Instructions to follow = Each line of the data that includes "text" must be copied.

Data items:

......

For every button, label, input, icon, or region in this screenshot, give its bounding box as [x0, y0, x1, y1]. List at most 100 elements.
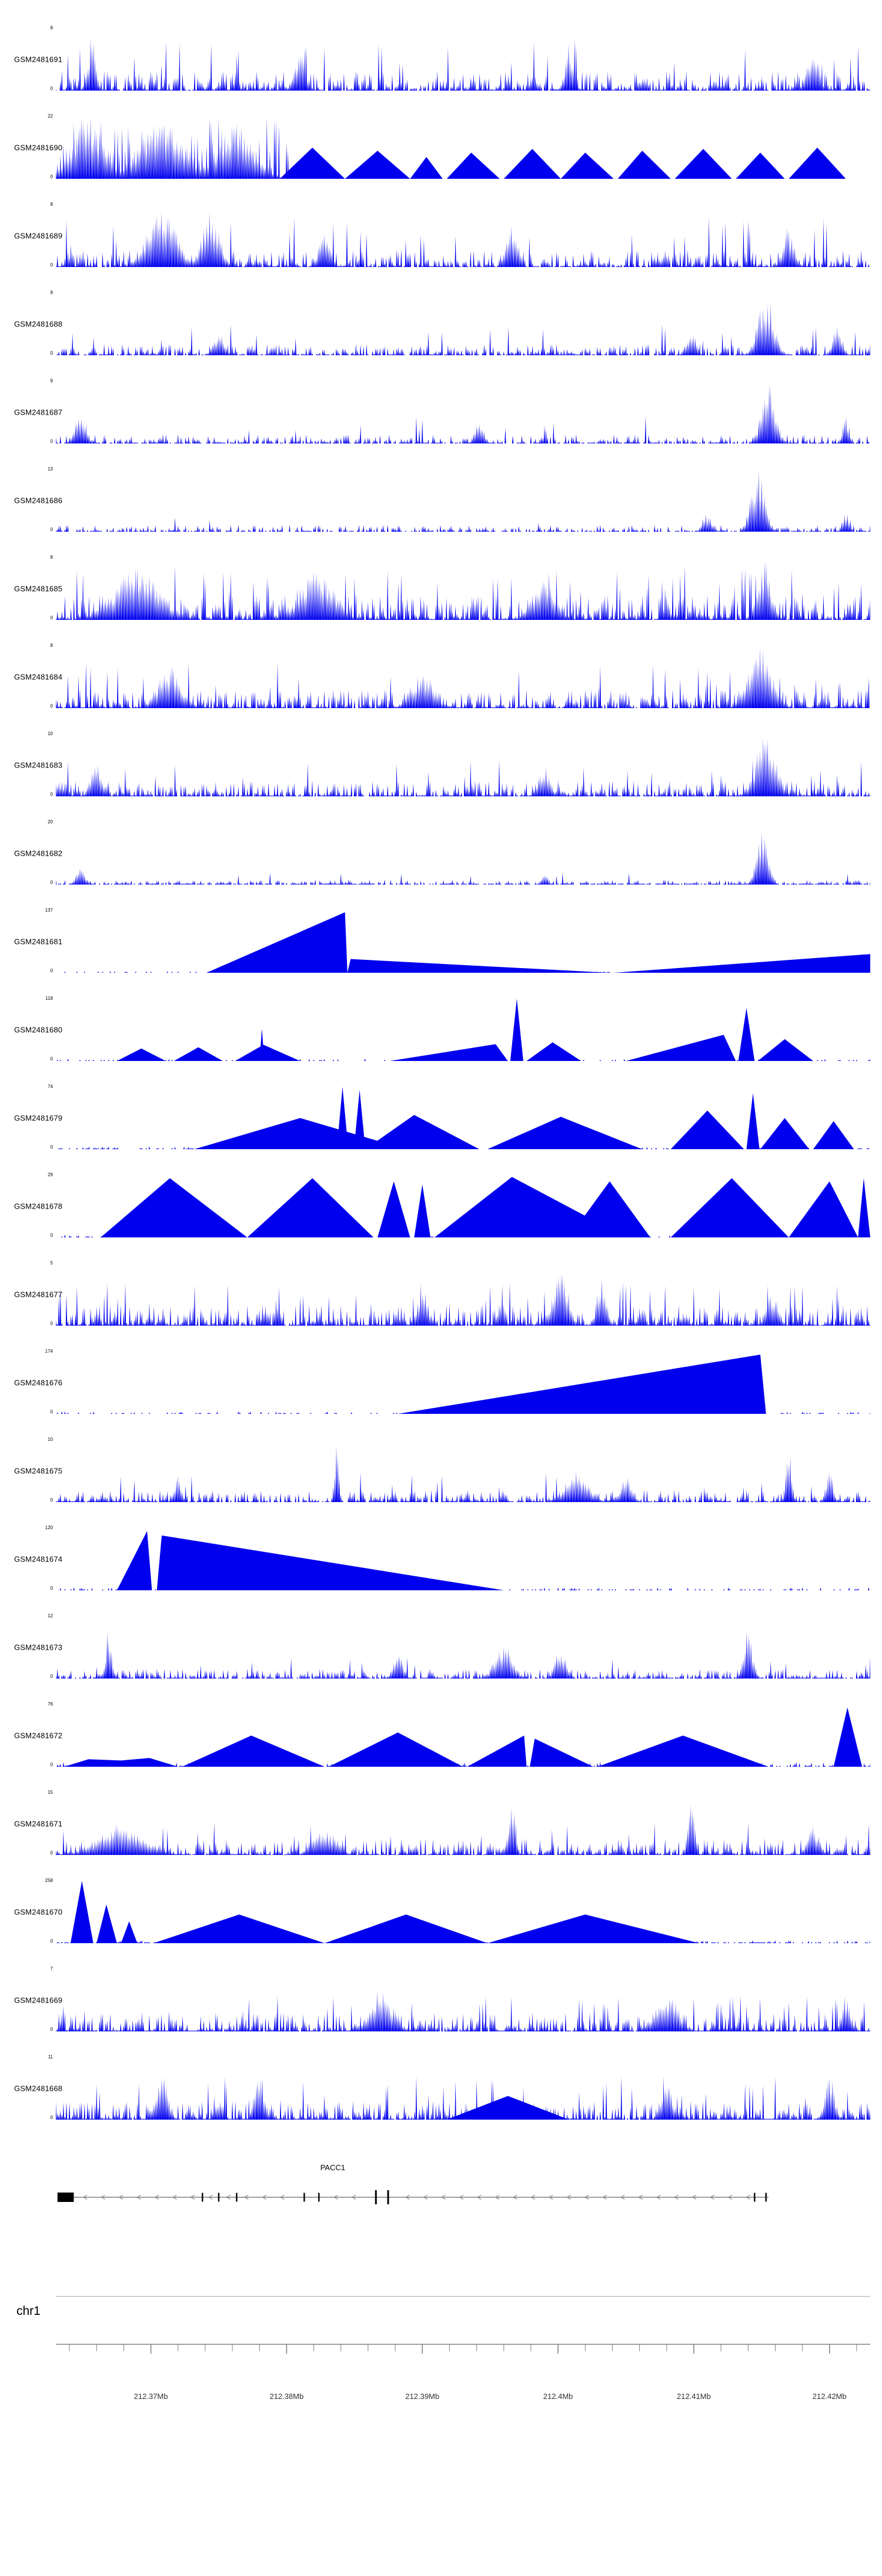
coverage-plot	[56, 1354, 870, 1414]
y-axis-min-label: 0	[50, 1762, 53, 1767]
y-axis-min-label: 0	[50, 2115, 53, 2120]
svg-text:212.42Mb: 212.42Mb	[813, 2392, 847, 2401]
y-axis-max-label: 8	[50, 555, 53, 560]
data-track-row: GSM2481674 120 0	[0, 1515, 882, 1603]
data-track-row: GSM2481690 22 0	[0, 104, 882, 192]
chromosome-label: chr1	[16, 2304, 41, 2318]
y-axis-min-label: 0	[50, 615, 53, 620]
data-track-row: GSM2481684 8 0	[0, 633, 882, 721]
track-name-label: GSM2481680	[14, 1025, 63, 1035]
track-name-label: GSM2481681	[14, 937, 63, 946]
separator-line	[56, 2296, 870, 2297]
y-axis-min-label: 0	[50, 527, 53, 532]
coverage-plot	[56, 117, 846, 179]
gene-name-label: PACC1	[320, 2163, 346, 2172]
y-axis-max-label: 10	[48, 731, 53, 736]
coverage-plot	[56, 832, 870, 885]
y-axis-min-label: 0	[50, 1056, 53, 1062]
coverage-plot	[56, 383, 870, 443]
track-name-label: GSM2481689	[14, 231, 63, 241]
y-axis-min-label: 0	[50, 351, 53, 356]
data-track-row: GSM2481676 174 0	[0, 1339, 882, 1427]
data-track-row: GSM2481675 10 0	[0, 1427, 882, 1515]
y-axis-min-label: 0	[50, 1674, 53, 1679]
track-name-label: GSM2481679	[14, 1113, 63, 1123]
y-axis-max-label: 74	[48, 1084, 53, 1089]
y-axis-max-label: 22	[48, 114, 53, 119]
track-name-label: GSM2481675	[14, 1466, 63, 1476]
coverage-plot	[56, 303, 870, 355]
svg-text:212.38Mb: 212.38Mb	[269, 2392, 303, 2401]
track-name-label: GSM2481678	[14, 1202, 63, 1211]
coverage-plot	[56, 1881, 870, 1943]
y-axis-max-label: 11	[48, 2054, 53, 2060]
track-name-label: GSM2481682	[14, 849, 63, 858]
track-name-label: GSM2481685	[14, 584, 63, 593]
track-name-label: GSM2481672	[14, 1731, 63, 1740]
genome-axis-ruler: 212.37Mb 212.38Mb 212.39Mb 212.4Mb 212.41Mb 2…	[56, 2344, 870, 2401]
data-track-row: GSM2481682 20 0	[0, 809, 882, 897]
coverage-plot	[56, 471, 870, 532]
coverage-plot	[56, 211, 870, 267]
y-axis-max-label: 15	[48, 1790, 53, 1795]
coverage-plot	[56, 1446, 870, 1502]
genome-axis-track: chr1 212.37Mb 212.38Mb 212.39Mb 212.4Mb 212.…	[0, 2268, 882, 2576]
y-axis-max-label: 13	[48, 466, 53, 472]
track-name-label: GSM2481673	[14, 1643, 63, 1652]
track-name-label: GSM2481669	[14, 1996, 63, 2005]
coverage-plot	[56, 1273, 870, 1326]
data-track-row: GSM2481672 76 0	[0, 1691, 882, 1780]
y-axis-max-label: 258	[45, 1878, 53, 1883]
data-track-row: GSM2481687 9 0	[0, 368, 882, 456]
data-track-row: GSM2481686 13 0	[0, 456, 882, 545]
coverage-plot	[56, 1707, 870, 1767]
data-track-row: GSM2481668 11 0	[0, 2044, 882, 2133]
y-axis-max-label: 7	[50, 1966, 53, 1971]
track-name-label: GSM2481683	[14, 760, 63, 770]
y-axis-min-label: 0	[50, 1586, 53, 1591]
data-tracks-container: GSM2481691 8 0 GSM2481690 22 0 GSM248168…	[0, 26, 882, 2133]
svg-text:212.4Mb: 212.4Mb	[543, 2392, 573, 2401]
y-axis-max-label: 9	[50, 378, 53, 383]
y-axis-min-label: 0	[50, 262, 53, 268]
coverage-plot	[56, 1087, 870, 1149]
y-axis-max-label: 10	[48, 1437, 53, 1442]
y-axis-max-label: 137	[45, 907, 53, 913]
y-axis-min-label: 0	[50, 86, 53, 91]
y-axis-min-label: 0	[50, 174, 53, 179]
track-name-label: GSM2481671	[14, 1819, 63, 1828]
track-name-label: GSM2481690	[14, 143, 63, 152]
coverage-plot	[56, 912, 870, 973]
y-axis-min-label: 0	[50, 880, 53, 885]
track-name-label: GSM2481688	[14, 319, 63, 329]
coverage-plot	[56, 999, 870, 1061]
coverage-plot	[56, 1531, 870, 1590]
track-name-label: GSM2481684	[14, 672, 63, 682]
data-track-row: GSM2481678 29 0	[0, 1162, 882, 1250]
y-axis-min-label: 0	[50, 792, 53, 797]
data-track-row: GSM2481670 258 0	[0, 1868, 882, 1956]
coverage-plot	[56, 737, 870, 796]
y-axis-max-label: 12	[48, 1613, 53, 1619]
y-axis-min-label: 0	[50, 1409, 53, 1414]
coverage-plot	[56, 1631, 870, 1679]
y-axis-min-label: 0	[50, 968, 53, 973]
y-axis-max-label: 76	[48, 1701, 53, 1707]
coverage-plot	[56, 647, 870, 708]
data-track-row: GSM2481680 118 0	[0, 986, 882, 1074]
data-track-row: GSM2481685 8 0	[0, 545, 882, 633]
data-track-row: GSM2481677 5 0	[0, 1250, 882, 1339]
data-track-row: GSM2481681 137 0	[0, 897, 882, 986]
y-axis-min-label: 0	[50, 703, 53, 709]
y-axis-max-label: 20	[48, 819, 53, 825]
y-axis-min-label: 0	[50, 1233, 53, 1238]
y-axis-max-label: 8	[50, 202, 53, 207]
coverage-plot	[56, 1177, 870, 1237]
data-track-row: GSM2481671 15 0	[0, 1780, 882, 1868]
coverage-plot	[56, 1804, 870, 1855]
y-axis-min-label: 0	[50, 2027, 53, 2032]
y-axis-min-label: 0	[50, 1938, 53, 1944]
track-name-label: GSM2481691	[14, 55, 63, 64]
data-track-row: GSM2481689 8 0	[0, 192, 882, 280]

......

The completed task =
svg-text:212.42Mb: 212.42Mb	[813, 2392, 847, 2401]
svg-text:212.38Mb: 212.38Mb	[269, 2392, 303, 2401]
svg-text:212.4Mb: 212.4Mb	[543, 2392, 573, 2401]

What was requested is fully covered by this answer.